Job
Please give the listing again in its entirety, exactly as written.

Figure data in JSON
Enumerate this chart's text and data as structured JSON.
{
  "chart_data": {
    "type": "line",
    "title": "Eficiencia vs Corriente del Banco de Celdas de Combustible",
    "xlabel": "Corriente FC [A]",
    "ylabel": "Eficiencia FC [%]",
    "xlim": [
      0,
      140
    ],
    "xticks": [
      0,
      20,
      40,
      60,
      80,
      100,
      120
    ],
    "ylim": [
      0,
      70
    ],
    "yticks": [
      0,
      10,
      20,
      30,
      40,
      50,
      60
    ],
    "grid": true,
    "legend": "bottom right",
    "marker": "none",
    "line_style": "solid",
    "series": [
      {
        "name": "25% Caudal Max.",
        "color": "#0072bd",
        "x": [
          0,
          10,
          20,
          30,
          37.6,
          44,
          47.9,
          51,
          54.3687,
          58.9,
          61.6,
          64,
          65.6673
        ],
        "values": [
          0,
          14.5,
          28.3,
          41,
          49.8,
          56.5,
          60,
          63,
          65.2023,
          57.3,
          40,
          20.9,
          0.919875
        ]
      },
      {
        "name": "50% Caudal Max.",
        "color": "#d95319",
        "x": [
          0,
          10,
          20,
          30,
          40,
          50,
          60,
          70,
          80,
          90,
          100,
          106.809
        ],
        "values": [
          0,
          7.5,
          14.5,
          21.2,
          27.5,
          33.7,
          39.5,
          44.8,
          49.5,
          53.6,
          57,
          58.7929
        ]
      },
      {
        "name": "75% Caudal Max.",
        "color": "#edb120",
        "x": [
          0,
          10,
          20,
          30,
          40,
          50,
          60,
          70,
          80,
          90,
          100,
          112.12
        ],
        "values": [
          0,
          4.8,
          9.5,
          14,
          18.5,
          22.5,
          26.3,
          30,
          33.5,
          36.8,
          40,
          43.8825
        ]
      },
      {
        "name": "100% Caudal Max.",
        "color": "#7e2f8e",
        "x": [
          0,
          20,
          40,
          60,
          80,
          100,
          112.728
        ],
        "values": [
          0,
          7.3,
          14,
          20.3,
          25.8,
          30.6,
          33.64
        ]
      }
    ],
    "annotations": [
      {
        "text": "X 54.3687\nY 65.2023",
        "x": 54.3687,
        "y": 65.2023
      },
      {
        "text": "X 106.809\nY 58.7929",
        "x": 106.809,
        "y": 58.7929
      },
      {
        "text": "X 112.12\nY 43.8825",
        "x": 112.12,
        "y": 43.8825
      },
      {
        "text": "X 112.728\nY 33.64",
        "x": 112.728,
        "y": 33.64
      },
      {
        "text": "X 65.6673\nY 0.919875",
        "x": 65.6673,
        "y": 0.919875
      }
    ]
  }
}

Written solution
Enumerate this chart's text and data as structured JSON.
{
  "chart_data": {
    "type": "line",
    "title": "Eficiencia vs Corriente del Banco de Celdas de Combustible",
    "xlabel": "Corriente FC [A]",
    "ylabel": "Eficiencia FC [%]",
    "xlim": [
      0,
      140
    ],
    "xticks": [
      0,
      20,
      40,
      60,
      80,
      100,
      120
    ],
    "ylim": [
      0,
      70
    ],
    "yticks": [
      0,
      10,
      20,
      30,
      40,
      50,
      60
    ],
    "grid": true,
    "legend": "bottom right",
    "marker": "none",
    "line_style": "solid",
    "series": [
      {
        "name": "25% Caudal Max.",
        "color": "#0072bd",
        "x": [
          0,
          10,
          20,
          30,
          37.6,
          44,
          47.9,
          51,
          54.3687,
          58.9,
          61.6,
          64,
          65.6673
        ],
        "values": [
          0,
          14.5,
          28.3,
          41,
          49.8,
          56.5,
          60,
          63,
          65.2023,
          57.3,
          40,
          20.9,
          0.919875
        ]
      },
      {
        "name": "50% Caudal Max.",
        "color": "#d95319",
        "x": [
          0,
          10,
          20,
          30,
          40,
          50,
          60,
          70,
          80,
          90,
          100,
          106.809
        ],
        "values": [
          0,
          7.5,
          14.5,
          21.2,
          27.5,
          33.7,
          39.5,
          44.8,
          49.5,
          53.6,
          57,
          58.7929
        ]
      },
      {
        "name": "75% Caudal Max.",
        "color": "#edb120",
        "x": [
          0,
          10,
          20,
          30,
          40,
          50,
          60,
          70,
          80,
          90,
          100,
          112.12
        ],
        "values": [
          0,
          4.8,
          9.5,
          14,
          18.5,
          22.5,
          26.3,
          30,
          33.5,
          36.8,
          40,
          43.8825
        ]
      },
      {
        "name": "100% Caudal Max.",
        "color": "#7e2f8e",
        "x": [
          0,
          20,
          40,
          60,
          80,
          100,
          112.728
        ],
        "values": [
          0,
          7.3,
          14,
          20.3,
          25.8,
          30.6,
          33.64
        ]
      }
    ],
    "annotations": [
      {
        "text": "X 54.3687\nY 65.2023",
        "x": 54.3687,
        "y": 65.2023
      },
      {
        "text": "X 106.809\nY 58.7929",
        "x": 106.809,
        "y": 58.7929
      },
      {
        "text": "X 112.12\nY 43.8825",
        "x": 112.12,
        "y": 43.8825
      },
      {
        "text": "X 112.728\nY 33.64",
        "x": 112.728,
        "y": 33.64
      },
      {
        "text": "X 65.6673\nY 0.919875",
        "x": 65.6673,
        "y": 0.919875
      }
    ]
  }
}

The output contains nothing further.